_Data entries_.
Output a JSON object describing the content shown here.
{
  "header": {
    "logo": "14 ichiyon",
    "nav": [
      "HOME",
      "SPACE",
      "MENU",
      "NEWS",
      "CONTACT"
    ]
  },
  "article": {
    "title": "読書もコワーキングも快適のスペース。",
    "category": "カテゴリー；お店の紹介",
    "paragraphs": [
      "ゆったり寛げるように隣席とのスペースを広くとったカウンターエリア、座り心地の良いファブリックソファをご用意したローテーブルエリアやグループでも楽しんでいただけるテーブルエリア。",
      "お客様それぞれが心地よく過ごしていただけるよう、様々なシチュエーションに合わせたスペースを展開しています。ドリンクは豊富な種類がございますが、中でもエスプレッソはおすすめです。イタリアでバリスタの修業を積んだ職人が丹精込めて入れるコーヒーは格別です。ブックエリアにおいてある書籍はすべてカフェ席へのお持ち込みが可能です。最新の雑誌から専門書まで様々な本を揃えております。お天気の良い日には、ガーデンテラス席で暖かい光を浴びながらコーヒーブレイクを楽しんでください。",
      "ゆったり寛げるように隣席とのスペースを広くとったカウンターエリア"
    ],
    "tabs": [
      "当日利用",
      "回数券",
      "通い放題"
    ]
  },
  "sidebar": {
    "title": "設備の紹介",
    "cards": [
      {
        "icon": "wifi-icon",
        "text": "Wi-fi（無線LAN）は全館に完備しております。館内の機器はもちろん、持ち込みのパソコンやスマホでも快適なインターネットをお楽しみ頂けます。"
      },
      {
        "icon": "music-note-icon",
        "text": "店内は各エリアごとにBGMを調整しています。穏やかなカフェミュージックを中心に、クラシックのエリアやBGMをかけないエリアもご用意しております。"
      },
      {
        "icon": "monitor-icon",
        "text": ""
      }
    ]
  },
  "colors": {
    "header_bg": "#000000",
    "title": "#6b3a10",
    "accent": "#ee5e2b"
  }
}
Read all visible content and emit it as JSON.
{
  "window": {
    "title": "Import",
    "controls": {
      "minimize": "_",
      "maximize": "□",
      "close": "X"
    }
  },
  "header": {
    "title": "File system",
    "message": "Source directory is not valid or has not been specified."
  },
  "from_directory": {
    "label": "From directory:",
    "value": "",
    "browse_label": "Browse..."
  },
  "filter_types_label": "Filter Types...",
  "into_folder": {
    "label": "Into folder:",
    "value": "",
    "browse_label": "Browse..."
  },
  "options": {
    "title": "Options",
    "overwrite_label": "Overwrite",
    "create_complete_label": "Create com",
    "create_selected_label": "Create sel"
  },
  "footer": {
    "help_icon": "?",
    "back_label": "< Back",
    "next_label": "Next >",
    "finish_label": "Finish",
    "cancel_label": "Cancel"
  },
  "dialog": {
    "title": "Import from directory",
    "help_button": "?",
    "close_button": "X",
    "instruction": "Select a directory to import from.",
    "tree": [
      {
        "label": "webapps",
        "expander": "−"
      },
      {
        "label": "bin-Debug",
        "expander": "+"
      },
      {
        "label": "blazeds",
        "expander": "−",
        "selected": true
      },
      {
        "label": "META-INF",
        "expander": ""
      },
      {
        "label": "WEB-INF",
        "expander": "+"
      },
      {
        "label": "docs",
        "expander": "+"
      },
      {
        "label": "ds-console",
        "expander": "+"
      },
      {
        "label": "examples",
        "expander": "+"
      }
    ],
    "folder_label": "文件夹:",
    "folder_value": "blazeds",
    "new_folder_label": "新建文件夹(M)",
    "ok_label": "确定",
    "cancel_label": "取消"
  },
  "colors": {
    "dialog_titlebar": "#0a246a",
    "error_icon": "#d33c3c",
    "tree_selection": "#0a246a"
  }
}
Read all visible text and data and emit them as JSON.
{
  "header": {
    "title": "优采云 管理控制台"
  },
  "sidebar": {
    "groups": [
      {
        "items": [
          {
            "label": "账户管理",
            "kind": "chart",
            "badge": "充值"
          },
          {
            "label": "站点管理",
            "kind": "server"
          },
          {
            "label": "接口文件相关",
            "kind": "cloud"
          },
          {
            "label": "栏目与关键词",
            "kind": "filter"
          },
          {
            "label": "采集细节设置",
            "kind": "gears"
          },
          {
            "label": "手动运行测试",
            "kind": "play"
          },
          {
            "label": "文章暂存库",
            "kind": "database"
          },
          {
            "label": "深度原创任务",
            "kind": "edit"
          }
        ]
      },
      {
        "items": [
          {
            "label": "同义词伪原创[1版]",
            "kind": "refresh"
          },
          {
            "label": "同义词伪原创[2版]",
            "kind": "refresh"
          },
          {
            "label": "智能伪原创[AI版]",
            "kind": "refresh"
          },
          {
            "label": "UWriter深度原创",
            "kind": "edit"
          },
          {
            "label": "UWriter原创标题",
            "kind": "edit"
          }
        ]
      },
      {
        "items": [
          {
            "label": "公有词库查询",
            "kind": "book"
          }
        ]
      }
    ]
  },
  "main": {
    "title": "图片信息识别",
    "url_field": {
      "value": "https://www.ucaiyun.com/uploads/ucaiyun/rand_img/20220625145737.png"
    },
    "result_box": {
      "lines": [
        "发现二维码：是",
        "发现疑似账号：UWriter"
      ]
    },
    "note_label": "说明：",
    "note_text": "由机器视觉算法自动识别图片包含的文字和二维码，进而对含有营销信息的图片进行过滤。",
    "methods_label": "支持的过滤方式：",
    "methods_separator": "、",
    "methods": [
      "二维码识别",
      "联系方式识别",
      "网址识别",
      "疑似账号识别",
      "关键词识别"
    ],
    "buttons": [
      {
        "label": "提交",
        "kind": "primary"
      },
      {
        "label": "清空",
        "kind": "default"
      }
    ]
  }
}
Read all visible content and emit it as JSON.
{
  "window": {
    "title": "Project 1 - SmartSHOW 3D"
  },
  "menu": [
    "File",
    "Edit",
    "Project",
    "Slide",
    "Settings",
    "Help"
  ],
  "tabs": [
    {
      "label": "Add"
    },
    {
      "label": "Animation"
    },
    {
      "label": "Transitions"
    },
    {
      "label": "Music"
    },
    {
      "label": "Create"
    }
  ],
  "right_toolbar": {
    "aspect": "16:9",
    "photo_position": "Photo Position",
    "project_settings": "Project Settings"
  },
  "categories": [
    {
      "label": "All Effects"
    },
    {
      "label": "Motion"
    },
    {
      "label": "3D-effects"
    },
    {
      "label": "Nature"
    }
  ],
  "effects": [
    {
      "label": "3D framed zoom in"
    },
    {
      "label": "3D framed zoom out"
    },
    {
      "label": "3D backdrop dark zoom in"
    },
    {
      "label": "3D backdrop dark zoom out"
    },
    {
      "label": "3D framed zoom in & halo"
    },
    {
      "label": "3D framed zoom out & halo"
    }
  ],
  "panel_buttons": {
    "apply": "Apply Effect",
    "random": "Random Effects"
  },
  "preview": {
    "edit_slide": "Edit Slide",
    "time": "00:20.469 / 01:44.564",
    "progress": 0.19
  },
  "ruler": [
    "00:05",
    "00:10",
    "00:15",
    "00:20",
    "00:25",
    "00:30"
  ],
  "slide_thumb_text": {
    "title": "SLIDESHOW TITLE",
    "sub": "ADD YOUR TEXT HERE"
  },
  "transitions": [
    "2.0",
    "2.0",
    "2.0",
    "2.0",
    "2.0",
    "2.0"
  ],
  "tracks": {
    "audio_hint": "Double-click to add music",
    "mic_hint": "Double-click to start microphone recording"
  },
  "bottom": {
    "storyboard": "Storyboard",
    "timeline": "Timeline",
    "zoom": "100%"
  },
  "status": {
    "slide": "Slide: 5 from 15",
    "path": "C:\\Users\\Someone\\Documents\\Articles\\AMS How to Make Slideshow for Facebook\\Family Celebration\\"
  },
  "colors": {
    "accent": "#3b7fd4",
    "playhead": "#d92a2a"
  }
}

_Aim_. Copy each line of the data above without altering a single character.

_Final answer_.
Output a JSON object describing the content shown here.
{
  "header": {
    "logo": "14 ichiyon",
    "nav": [
      "HOME",
      "SPACE",
      "MENU",
      "NEWS",
      "CONTACT"
    ]
  },
  "article": {
    "title": "読書もコワーキングも快適のスペース。",
    "category": "カテゴリー；お店の紹介",
    "paragraphs": [
      "ゆったり寛げるように隣席とのスペースを広くとったカウンターエリア、座り心地の良いファブリックソファをご用意したローテーブルエリアやグループでも楽しんでいただけるテーブルエリア。",
      "お客様それぞれが心地よく過ごしていただけるよう、様々なシチュエーションに合わせたスペースを展開しています。ドリンクは豊富な種類がございますが、中でもエスプレッソはおすすめです。イタリアでバリスタの修業を積んだ職人が丹精込めて入れるコーヒーは格別です。ブックエリアにおいてある書籍はすべてカフェ席へのお持ち込みが可能です。最新の雑誌から専門書まで様々な本を揃えております。お天気の良い日には、ガーデンテラス席で暖かい光を浴びながらコーヒーブレイクを楽しんでください。",
      "ゆったり寛げるように隣席とのスペースを広くとったカウンターエリア"
    ],
    "tabs": [
      "当日利用",
      "回数券",
      "通い放題"
    ]
  },
  "sidebar": {
    "title": "設備の紹介",
    "cards": [
      {
        "icon": "wifi-icon",
        "text": "Wi-fi（無線LAN）は全館に完備しております。館内の機器はもちろん、持ち込みのパソコンやスマホでも快適なインターネットをお楽しみ頂けます。"
      },
      {
        "icon": "music-note-icon",
        "text": "店内は各エリアごとにBGMを調整しています。穏やかなカフェミュージックを中心に、クラシックのエリアやBGMをかけないエリアもご用意しております。"
      },
      {
        "icon": "monitor-icon",
        "text": ""
      }
    ]
  },
  "colors": {
    "header_bg": "#000000",
    "title": "#6b3a10",
    "accent": "#ee5e2b"
  }
}
Read all visible content and emit it as JSON.
{
  "window": {
    "title": "Import",
    "controls": {
      "minimize": "_",
      "maximize": "□",
      "close": "X"
    }
  },
  "header": {
    "title": "File system",
    "message": "Source directory is not valid or has not been specified."
  },
  "from_directory": {
    "label": "From directory:",
    "value": "",
    "browse_label": "Browse..."
  },
  "filter_types_label": "Filter Types...",
  "into_folder": {
    "label": "Into folder:",
    "value": "",
    "browse_label": "Browse..."
  },
  "options": {
    "title": "Options",
    "overwrite_label": "Overwrite",
    "create_complete_label": "Create com",
    "create_selected_label": "Create sel"
  },
  "footer": {
    "help_icon": "?",
    "back_label": "< Back",
    "next_label": "Next >",
    "finish_label": "Finish",
    "cancel_label": "Cancel"
  },
  "dialog": {
    "title": "Import from directory",
    "help_button": "?",
    "close_button": "X",
    "instruction": "Select a directory to import from.",
    "tree": [
      {
        "label": "webapps",
        "expander": "−"
      },
      {
        "label": "bin-Debug",
        "expander": "+"
      },
      {
        "label": "blazeds",
        "expander": "−",
        "selected": true
      },
      {
        "label": "META-INF",
        "expander": ""
      },
      {
        "label": "WEB-INF",
        "expander": "+"
      },
      {
        "label": "docs",
        "expander": "+"
      },
      {
        "label": "ds-console",
        "expander": "+"
      },
      {
        "label": "examples",
        "expander": "+"
      }
    ],
    "folder_label": "文件夹:",
    "folder_value": "blazeds",
    "new_folder_label": "新建文件夹(M)",
    "ok_label": "确定",
    "cancel_label": "取消"
  },
  "colors": {
    "dialog_titlebar": "#0a246a",
    "error_icon": "#d33c3c",
    "tree_selection": "#0a246a"
  }
}
Read all visible text and data and emit them as JSON.
{
  "header": {
    "title": "优采云 管理控制台"
  },
  "sidebar": {
    "groups": [
      {
        "items": [
          {
            "label": "账户管理",
            "kind": "chart",
            "badge": "充值"
          },
          {
            "label": "站点管理",
            "kind": "server"
          },
          {
            "label": "接口文件相关",
            "kind": "cloud"
          },
          {
            "label": "栏目与关键词",
            "kind": "filter"
          },
          {
            "label": "采集细节设置",
            "kind": "gears"
          },
          {
            "label": "手动运行测试",
            "kind": "play"
          },
          {
            "label": "文章暂存库",
            "kind": "database"
          },
          {
            "label": "深度原创任务",
            "kind": "edit"
          }
        ]
      },
      {
        "items": [
          {
            "label": "同义词伪原创[1版]",
            "kind": "refresh"
          },
          {
            "label": "同义词伪原创[2版]",
            "kind": "refresh"
          },
          {
            "label": "智能伪原创[AI版]",
            "kind": "refresh"
          },
          {
            "label": "UWriter深度原创",
            "kind": "edit"
          },
          {
            "label": "UWriter原创标题",
            "kind": "edit"
          }
        ]
      },
      {
        "items": [
          {
            "label": "公有词库查询",
            "kind": "book"
          }
        ]
      }
    ]
  },
  "main": {
    "title": "图片信息识别",
    "url_field": {
      "value": "https://www.ucaiyun.com/uploads/ucaiyun/rand_img/20220625145737.png"
    },
    "result_box": {
      "lines": [
        "发现二维码：是",
        "发现疑似账号：UWriter"
      ]
    },
    "note_label": "说明：",
    "note_text": "由机器视觉算法自动识别图片包含的文字和二维码，进而对含有营销信息的图片进行过滤。",
    "methods_label": "支持的过滤方式：",
    "methods_separator": "、",
    "methods": [
      "二维码识别",
      "联系方式识别",
      "网址识别",
      "疑似账号识别",
      "关键词识别"
    ],
    "buttons": [
      {
        "label": "提交",
        "kind": "primary"
      },
      {
        "label": "清空",
        "kind": "default"
      }
    ]
  }
}
Read all visible content and emit it as JSON.
{
  "window": {
    "title": "Project 1 - SmartSHOW 3D"
  },
  "menu": [
    "File",
    "Edit",
    "Project",
    "Slide",
    "Settings",
    "Help"
  ],
  "tabs": [
    {
      "label": "Add"
    },
    {
      "label": "Animation"
    },
    {
      "label": "Transitions"
    },
    {
      "label": "Music"
    },
    {
      "label": "Create"
    }
  ],
  "right_toolbar": {
    "aspect": "16:9",
    "photo_position": "Photo Position",
    "project_settings": "Project Settings"
  },
  "categories": [
    {
      "label": "All Effects"
    },
    {
      "label": "Motion"
    },
    {
      "label": "3D-effects"
    },
    {
      "label": "Nature"
    }
  ],
  "effects": [
    {
      "label": "3D framed zoom in"
    },
    {
      "label": "3D framed zoom out"
    },
    {
      "label": "3D backdrop dark zoom in"
    },
    {
      "label": "3D backdrop dark zoom out"
    },
    {
      "label": "3D framed zoom in & halo"
    },
    {
      "label": "3D framed zoom out & halo"
    }
  ],
  "panel_buttons": {
    "apply": "Apply Effect",
    "random": "Random Effects"
  },
  "preview": {
    "edit_slide": "Edit Slide",
    "time": "00:20.469 / 01:44.564",
    "progress": 0.19
  },
  "ruler": [
    "00:05",
    "00:10",
    "00:15",
    "00:20",
    "00:25",
    "00:30"
  ],
  "slide_thumb_text": {
    "title": "SLIDESHOW TITLE",
    "sub": "ADD YOUR TEXT HERE"
  },
  "transitions": [
    "2.0",
    "2.0",
    "2.0",
    "2.0",
    "2.0",
    "2.0"
  ],
  "tracks": {
    "audio_hint": "Double-click to add music",
    "mic_hint": "Double-click to start microphone recording"
  },
  "bottom": {
    "storyboard": "Storyboard",
    "timeline": "Timeline",
    "zoom": "100%"
  },
  "status": {
    "slide": "Slide: 5 from 15",
    "path": "C:\\Users\\Someone\\Documents\\Articles\\AMS How to Make Slideshow for Facebook\\Family Celebration\\"
  },
  "colors": {
    "accent": "#3b7fd4",
    "playhead": "#d92a2a"
  }
}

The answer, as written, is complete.